Instructions to follow → Copy the data from the line that contains "Extract the structured" to its last line, exactly, including both of those lines and leaving out everything before.
• • •
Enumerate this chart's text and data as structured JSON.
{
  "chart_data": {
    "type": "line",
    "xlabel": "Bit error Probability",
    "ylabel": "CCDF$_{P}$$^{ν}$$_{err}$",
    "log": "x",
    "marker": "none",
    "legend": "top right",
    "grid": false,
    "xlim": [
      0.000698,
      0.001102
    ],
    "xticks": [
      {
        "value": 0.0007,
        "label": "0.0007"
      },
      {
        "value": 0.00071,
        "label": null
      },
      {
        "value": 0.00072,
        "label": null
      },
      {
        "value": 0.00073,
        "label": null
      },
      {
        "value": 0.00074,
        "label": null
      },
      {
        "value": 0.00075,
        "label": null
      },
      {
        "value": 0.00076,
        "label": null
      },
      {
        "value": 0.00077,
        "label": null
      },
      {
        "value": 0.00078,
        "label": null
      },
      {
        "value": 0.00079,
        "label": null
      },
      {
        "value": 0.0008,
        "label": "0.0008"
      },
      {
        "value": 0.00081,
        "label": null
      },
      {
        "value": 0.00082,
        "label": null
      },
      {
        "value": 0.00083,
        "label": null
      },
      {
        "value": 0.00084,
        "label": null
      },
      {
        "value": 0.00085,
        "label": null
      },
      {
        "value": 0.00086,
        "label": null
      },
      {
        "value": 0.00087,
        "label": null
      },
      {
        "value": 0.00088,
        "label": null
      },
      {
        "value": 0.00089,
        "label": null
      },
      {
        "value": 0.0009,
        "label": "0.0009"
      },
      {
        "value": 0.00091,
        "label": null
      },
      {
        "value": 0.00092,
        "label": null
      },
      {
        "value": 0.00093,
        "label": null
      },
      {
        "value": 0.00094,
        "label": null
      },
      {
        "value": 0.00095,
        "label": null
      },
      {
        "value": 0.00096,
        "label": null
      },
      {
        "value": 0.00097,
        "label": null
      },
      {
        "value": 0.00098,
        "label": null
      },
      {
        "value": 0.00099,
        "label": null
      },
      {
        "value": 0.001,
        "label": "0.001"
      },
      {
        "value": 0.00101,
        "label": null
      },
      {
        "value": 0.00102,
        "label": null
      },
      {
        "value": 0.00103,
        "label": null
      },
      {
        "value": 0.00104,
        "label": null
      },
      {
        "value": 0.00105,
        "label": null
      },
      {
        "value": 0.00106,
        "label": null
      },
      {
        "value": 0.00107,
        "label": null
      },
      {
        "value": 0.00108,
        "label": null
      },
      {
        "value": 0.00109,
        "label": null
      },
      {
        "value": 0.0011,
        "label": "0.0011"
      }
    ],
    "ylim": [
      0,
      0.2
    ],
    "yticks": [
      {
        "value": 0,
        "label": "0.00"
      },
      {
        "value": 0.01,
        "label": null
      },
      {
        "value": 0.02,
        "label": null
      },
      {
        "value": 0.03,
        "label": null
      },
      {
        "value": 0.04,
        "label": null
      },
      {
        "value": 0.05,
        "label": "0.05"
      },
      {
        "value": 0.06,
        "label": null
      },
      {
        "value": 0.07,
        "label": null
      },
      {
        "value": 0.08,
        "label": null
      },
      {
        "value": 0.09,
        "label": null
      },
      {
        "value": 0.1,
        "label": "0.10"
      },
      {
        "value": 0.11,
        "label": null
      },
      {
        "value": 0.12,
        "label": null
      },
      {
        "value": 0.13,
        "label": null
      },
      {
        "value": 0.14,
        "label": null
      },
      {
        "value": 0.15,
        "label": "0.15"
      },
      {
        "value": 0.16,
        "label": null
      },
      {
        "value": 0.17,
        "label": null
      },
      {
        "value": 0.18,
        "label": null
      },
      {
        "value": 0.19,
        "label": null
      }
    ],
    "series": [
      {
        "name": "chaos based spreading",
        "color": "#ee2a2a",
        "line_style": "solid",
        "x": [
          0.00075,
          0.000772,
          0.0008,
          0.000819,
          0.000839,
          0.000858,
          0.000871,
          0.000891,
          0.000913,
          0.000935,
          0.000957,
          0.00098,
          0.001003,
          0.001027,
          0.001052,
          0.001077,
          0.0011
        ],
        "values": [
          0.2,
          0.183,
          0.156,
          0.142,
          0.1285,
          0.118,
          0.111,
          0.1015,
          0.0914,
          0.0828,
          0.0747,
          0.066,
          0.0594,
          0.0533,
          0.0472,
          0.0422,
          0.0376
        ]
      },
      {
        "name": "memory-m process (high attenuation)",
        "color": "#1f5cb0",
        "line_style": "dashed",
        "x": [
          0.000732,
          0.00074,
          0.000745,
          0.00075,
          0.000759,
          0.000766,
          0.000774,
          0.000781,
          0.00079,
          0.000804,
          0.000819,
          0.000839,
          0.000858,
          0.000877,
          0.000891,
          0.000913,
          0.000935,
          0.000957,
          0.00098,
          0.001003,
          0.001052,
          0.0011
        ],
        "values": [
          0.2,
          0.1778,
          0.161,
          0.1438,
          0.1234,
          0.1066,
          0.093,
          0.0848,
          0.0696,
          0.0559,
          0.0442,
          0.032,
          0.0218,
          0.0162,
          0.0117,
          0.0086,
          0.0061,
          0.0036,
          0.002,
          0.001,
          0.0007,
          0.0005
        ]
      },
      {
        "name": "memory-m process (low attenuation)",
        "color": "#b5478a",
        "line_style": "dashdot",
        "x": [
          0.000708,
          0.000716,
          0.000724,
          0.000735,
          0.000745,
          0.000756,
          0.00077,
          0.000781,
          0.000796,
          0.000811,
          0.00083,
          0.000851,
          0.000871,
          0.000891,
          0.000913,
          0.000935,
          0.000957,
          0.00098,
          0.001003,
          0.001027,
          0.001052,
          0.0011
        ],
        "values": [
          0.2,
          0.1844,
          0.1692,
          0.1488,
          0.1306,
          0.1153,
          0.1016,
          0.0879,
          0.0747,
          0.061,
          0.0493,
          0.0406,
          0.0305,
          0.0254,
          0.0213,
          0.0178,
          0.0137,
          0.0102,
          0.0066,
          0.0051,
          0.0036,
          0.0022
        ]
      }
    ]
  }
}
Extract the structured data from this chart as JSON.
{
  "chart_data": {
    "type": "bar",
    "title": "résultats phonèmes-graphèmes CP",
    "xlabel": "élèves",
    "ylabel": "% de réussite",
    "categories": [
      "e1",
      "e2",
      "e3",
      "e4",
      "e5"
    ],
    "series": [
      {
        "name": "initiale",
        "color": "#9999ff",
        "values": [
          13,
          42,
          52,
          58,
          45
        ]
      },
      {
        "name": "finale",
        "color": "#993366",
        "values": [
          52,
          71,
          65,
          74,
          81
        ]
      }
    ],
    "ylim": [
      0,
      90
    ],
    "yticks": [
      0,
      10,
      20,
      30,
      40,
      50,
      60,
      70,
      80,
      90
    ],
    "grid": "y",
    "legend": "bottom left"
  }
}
• • •
Solution to this exercise →
Extract the structured data from this chart as JSON.
{
  "chart_data": {
    "type": "bar",
    "title": "résultats phonèmes-graphèmes CP",
    "xlabel": "élèves",
    "ylabel": "% de réussite",
    "categories": [
      "e1",
      "e2",
      "e3",
      "e4",
      "e5"
    ],
    "series": [
      {
        "name": "initiale",
        "color": "#9999ff",
        "values": [
          13,
          42,
          52,
          58,
          45
        ]
      },
      {
        "name": "finale",
        "color": "#993366",
        "values": [
          52,
          71,
          65,
          74,
          81
        ]
      }
    ],
    "ylim": [
      0,
      90
    ],
    "yticks": [
      0,
      10,
      20,
      30,
      40,
      50,
      60,
      70,
      80,
      90
    ],
    "grid": "y",
    "legend": "bottom left"
  }
}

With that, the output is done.